## EXERCISE:
Which lines in the records below contain the word "kanak"? Copy each of them.

## Rows from a dataset:
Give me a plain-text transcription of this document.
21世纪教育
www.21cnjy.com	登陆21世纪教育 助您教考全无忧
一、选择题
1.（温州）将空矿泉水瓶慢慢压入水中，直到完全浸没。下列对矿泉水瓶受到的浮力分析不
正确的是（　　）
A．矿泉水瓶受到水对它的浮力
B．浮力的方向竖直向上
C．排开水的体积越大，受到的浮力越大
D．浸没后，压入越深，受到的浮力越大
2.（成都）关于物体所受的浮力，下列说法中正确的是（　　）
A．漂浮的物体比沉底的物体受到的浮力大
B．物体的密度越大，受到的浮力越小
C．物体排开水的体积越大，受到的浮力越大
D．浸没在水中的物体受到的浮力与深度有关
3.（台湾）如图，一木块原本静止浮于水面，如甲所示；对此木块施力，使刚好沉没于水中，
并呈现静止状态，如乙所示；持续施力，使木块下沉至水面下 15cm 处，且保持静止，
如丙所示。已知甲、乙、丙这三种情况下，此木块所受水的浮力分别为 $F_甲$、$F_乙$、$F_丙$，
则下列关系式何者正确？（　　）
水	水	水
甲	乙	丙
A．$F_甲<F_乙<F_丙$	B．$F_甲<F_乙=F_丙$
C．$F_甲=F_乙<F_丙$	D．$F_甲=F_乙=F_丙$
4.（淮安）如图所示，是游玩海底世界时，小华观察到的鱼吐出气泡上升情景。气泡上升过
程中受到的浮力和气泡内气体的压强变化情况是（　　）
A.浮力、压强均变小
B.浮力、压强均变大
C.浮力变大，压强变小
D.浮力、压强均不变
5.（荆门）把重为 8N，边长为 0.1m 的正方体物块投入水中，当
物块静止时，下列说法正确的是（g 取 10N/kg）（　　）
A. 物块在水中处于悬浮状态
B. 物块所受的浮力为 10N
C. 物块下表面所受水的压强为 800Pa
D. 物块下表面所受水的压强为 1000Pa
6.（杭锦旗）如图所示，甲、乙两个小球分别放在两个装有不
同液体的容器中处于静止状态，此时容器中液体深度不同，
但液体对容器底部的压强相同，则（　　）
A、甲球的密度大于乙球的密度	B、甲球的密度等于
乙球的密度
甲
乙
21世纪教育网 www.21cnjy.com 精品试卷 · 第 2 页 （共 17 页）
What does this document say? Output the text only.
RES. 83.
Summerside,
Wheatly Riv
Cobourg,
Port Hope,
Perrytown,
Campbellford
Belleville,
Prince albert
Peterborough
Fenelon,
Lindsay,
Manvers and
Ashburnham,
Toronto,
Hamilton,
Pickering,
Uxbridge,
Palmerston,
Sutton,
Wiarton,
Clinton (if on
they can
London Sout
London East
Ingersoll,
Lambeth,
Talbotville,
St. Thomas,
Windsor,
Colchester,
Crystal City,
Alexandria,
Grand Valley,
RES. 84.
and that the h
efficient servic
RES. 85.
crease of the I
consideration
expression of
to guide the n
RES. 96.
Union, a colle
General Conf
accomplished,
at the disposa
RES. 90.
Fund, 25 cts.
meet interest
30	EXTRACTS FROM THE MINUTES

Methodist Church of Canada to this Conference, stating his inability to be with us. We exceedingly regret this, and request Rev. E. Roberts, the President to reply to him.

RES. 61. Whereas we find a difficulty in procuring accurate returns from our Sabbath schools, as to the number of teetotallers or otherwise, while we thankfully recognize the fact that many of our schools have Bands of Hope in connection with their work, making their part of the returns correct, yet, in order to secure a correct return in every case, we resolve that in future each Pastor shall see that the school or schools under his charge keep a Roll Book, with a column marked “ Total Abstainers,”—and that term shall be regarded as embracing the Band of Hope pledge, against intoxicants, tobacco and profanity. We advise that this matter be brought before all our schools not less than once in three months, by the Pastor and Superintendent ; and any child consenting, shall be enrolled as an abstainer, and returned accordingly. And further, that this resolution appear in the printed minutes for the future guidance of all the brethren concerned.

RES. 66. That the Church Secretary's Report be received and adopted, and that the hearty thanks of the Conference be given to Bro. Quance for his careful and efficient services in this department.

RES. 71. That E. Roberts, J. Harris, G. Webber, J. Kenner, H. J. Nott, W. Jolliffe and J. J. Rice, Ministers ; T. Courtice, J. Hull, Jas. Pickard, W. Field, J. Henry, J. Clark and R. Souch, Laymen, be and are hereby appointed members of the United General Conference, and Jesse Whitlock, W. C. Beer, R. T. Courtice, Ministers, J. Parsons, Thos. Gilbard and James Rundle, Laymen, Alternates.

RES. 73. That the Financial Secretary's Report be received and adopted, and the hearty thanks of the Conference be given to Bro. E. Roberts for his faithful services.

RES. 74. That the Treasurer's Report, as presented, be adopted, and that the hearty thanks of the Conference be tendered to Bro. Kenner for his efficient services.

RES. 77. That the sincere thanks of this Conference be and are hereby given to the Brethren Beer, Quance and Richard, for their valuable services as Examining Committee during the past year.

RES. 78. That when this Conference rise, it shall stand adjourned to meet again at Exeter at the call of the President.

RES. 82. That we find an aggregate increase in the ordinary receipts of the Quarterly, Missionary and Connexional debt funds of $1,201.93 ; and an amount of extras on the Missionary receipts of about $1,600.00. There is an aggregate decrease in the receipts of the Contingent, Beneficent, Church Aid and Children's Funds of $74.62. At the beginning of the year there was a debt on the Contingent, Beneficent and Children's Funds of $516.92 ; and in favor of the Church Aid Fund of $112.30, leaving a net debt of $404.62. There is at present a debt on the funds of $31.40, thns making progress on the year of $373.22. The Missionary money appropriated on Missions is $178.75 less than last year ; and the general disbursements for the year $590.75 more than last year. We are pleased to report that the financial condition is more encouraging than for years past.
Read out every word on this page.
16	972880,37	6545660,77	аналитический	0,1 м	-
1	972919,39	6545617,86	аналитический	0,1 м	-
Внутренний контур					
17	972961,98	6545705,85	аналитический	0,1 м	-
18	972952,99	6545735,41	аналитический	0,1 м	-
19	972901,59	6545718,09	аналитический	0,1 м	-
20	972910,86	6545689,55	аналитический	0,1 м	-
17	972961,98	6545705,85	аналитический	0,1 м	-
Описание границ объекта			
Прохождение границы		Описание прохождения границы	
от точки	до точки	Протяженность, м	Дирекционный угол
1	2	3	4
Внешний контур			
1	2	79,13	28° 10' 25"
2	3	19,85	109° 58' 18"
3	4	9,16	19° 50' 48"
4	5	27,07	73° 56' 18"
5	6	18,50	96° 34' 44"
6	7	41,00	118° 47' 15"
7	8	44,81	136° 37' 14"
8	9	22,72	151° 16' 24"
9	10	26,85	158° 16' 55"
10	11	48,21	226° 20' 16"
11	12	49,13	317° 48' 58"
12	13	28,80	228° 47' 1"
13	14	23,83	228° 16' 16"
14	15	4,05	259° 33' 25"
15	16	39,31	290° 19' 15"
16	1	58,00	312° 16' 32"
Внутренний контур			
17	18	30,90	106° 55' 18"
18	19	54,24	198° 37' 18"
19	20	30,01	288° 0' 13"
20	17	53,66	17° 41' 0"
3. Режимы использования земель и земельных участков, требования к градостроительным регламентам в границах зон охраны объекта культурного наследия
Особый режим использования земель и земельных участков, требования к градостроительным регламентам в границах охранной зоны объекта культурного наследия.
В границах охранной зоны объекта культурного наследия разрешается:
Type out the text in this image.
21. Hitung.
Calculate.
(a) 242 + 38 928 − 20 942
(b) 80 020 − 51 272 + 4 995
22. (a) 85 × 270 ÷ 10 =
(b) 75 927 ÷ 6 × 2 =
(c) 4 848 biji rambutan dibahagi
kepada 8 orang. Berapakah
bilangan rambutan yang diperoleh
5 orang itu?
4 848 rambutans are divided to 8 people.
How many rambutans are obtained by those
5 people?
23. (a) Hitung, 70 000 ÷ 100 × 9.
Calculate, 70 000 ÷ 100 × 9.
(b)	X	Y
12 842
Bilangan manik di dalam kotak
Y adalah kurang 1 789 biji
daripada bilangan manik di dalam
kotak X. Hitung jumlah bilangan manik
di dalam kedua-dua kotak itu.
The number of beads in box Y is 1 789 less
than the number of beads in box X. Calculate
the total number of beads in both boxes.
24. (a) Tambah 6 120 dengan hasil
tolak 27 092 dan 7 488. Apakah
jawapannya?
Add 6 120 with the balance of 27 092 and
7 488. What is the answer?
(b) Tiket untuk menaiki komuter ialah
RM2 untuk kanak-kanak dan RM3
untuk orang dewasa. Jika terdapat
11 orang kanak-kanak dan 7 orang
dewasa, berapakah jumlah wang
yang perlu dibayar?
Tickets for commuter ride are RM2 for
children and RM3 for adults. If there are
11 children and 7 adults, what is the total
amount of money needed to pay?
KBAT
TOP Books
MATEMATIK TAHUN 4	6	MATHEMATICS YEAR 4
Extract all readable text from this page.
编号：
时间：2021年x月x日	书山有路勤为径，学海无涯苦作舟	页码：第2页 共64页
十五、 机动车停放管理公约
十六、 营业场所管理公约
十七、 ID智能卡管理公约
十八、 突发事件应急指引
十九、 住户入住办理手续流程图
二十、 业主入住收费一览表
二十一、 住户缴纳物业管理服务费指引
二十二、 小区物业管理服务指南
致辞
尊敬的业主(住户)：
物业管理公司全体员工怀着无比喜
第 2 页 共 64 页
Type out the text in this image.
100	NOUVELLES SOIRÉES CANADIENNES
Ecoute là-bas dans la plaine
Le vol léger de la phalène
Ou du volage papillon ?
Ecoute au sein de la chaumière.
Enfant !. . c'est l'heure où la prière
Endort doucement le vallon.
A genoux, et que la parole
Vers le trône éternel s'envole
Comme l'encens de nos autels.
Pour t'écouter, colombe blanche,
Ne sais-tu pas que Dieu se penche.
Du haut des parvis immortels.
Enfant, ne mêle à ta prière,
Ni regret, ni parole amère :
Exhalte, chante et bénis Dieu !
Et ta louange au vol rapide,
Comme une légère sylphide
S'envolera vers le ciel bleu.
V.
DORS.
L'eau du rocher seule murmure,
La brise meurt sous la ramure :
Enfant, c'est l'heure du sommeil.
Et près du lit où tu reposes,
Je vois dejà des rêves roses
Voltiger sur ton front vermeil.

## EXERCISE RESULT:
RM2 untuk kanak-kanak dan RM3
11 orang kanak-kanak dan 7 orang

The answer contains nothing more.